# [WORK TO COMPLETE]
Will you output all of the data below exactly, omitting the images?

# [TASK INPUTS]
************

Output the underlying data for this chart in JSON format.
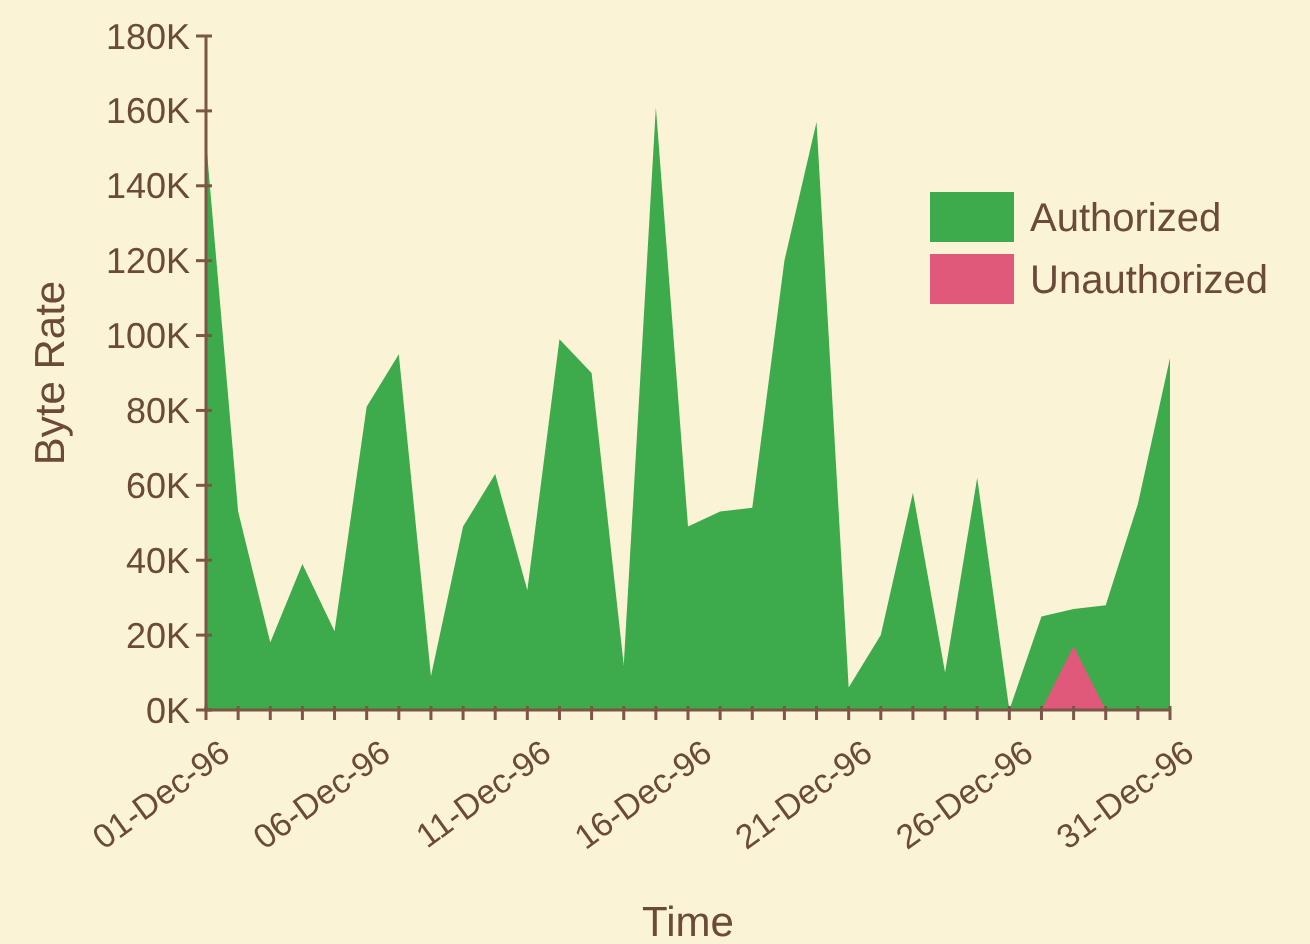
{
  "chart_data": {
    "type": "area",
    "xlabel": "Time",
    "ylabel": "Byte Rate",
    "legend": "top right",
    "x": [
      "1996-12-01",
      "1996-12-02",
      "1996-12-03",
      "1996-12-04",
      "1996-12-05",
      "1996-12-06",
      "1996-12-07",
      "1996-12-08",
      "1996-12-09",
      "1996-12-10",
      "1996-12-11",
      "1996-12-12",
      "1996-12-13",
      "1996-12-14",
      "1996-12-15",
      "1996-12-16",
      "1996-12-17",
      "1996-12-18",
      "1996-12-19",
      "1996-12-20",
      "1996-12-21",
      "1996-12-22",
      "1996-12-23",
      "1996-12-24",
      "1996-12-25",
      "1996-12-26",
      "1996-12-27",
      "1996-12-28",
      "1996-12-29",
      "1996-12-30",
      "1996-12-31"
    ],
    "series": [
      {
        "name": "Authorized",
        "color": "#3dab4b",
        "values": [
          152000,
          53000,
          18000,
          39000,
          21000,
          81000,
          95000,
          9000,
          49000,
          63000,
          32000,
          99000,
          90000,
          12000,
          161000,
          49000,
          53000,
          54000,
          120000,
          157000,
          6000,
          20000,
          58000,
          10000,
          62000,
          0,
          25000,
          27000,
          28000,
          55000,
          94000
        ]
      },
      {
        "name": "Unauthorized",
        "color": "#e0587a",
        "values": [
          0,
          0,
          0,
          0,
          0,
          0,
          0,
          0,
          0,
          0,
          0,
          0,
          0,
          0,
          0,
          0,
          0,
          0,
          0,
          0,
          0,
          0,
          0,
          0,
          0,
          0,
          0,
          17000,
          0,
          0,
          0
        ]
      }
    ],
    "xlim": [
      "1996-12-01",
      "1996-12-31"
    ],
    "xticks": [
      {
        "value": "1996-12-01",
        "label": "01-Dec-96"
      },
      {
        "value": "1996-12-02",
        "label": null
      },
      {
        "value": "1996-12-03",
        "label": null
      },
      {
        "value": "1996-12-04",
        "label": null
      },
      {
        "value": "1996-12-05",
        "label": null
      },
      {
        "value": "1996-12-06",
        "label": "06-Dec-96"
      },
      {
        "value": "1996-12-07",
        "label": null
      },
      {
        "value": "1996-12-08",
        "label": null
      },
      {
        "value": "1996-12-09",
        "label": null
      },
      {
        "value": "1996-12-10",
        "label": null
      },
      {
        "value": "1996-12-11",
        "label": "11-Dec-96"
      },
      {
        "value": "1996-12-12",
        "label": null
      },
      {
        "value": "1996-12-13",
        "label": null
      },
      {
        "value": "1996-12-14",
        "label": null
      },
      {
        "value": "1996-12-15",
        "label": null
      },
      {
        "value": "1996-12-16",
        "label": "16-Dec-96"
      },
      {
        "value": "1996-12-17",
        "label": null
      },
      {
        "value": "1996-12-18",
        "label": null
      },
      {
        "value": "1996-12-19",
        "label": null
      },
      {
        "value": "1996-12-20",
        "label": null
      },
      {
        "value": "1996-12-21",
        "label": "21-Dec-96"
      },
      {
        "value": "1996-12-22",
        "label": null
      },
      {
        "value": "1996-12-23",
        "label": null
      },
      {
        "value": "1996-12-24",
        "label": null
      },
      {
        "value": "1996-12-25",
        "label": null
      },
      {
        "value": "1996-12-26",
        "label": "26-Dec-96"
      },
      {
        "value": "1996-12-27",
        "label": null
      },
      {
        "value": "1996-12-28",
        "label": null
      },
      {
        "value": "1996-12-29",
        "label": null
      },
      {
        "value": "1996-12-30",
        "label": null
      },
      {
        "value": "1996-12-31",
        "label": "31-Dec-96"
      }
    ],
    "ylim": [
      0,
      180000
    ],
    "yticks": [
      {
        "value": 0,
        "label": "0K"
      },
      {
        "value": 20000,
        "label": "20K"
      },
      {
        "value": 40000,
        "label": "40K"
      },
      {
        "value": 60000,
        "label": "60K"
      },
      {
        "value": 80000,
        "label": "80K"
      },
      {
        "value": 100000,
        "label": "100K"
      },
      {
        "value": 120000,
        "label": "120K"
      },
      {
        "value": 140000,
        "label": "140K"
      },
      {
        "value": 160000,
        "label": "160K"
      },
      {
        "value": 180000,
        "label": "180K"
      }
    ]
  }
}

************

# [EXERCISE SOLUTION]
Output the underlying data for this chart in JSON format.
{
  "chart_data": {
    "type": "area",
    "xlabel": "Time",
    "ylabel": "Byte Rate",
    "legend": "top right",
    "x": [
      "1996-12-01",
      "1996-12-02",
      "1996-12-03",
      "1996-12-04",
      "1996-12-05",
      "1996-12-06",
      "1996-12-07",
      "1996-12-08",
      "1996-12-09",
      "1996-12-10",
      "1996-12-11",
      "1996-12-12",
      "1996-12-13",
      "1996-12-14",
      "1996-12-15",
      "1996-12-16",
      "1996-12-17",
      "1996-12-18",
      "1996-12-19",
      "1996-12-20",
      "1996-12-21",
      "1996-12-22",
      "1996-12-23",
      "1996-12-24",
      "1996-12-25",
      "1996-12-26",
      "1996-12-27",
      "1996-12-28",
      "1996-12-29",
      "1996-12-30",
      "1996-12-31"
    ],
    "series": [
      {
        "name": "Authorized",
        "color": "#3dab4b",
        "values": [
          152000,
          53000,
          18000,
          39000,
          21000,
          81000,
          95000,
          9000,
          49000,
          63000,
          32000,
          99000,
          90000,
          12000,
          161000,
          49000,
          53000,
          54000,
          120000,
          157000,
          6000,
          20000,
          58000,
          10000,
          62000,
          0,
          25000,
          27000,
          28000,
          55000,
          94000
        ]
      },
      {
        "name": "Unauthorized",
        "color": "#e0587a",
        "values": [
          0,
          0,
          0,
          0,
          0,
          0,
          0,
          0,
          0,
          0,
          0,
          0,
          0,
          0,
          0,
          0,
          0,
          0,
          0,
          0,
          0,
          0,
          0,
          0,
          0,
          0,
          0,
          17000,
          0,
          0,
          0
        ]
      }
    ],
    "xlim": [
      "1996-12-01",
      "1996-12-31"
    ],
    "xticks": [
      {
        "value": "1996-12-01",
        "label": "01-Dec-96"
      },
      {
        "value": "1996-12-02",
        "label": null
      },
      {
        "value": "1996-12-03",
        "label": null
      },
      {
        "value": "1996-12-04",
        "label": null
      },
      {
        "value": "1996-12-05",
        "label": null
      },
      {
        "value": "1996-12-06",
        "label": "06-Dec-96"
      },
      {
        "value": "1996-12-07",
        "label": null
      },
      {
        "value": "1996-12-08",
        "label": null
      },
      {
        "value": "1996-12-09",
        "label": null
      },
      {
        "value": "1996-12-10",
        "label": null
      },
      {
        "value": "1996-12-11",
        "label": "11-Dec-96"
      },
      {
        "value": "1996-12-12",
        "label": null
      },
      {
        "value": "1996-12-13",
        "label": null
      },
      {
        "value": "1996-12-14",
        "label": null
      },
      {
        "value": "1996-12-15",
        "label": null
      },
      {
        "value": "1996-12-16",
        "label": "16-Dec-96"
      },
      {
        "value": "1996-12-17",
        "label": null
      },
      {
        "value": "1996-12-18",
        "label": null
      },
      {
        "value": "1996-12-19",
        "label": null
      },
      {
        "value": "1996-12-20",
        "label": null
      },
      {
        "value": "1996-12-21",
        "label": "21-Dec-96"
      },
      {
        "value": "1996-12-22",
        "label": null
      },
      {
        "value": "1996-12-23",
        "label": null
      },
      {
        "value": "1996-12-24",
        "label": null
      },
      {
        "value": "1996-12-25",
        "label": null
      },
      {
        "value": "1996-12-26",
        "label": "26-Dec-96"
      },
      {
        "value": "1996-12-27",
        "label": null
      },
      {
        "value": "1996-12-28",
        "label": null
      },
      {
        "value": "1996-12-29",
        "label": null
      },
      {
        "value": "1996-12-30",
        "label": null
      },
      {
        "value": "1996-12-31",
        "label": "31-Dec-96"
      }
    ],
    "ylim": [
      0,
      180000
    ],
    "yticks": [
      {
        "value": 0,
        "label": "0K"
      },
      {
        "value": 20000,
        "label": "20K"
      },
      {
        "value": 40000,
        "label": "40K"
      },
      {
        "value": 60000,
        "label": "60K"
      },
      {
        "value": 80000,
        "label": "80K"
      },
      {
        "value": 100000,
        "label": "100K"
      },
      {
        "value": 120000,
        "label": "120K"
      },
      {
        "value": 140000,
        "label": "140K"
      },
      {
        "value": 160000,
        "label": "160K"
      },
      {
        "value": 180000,
        "label": "180K"
      }
    ]
  }
}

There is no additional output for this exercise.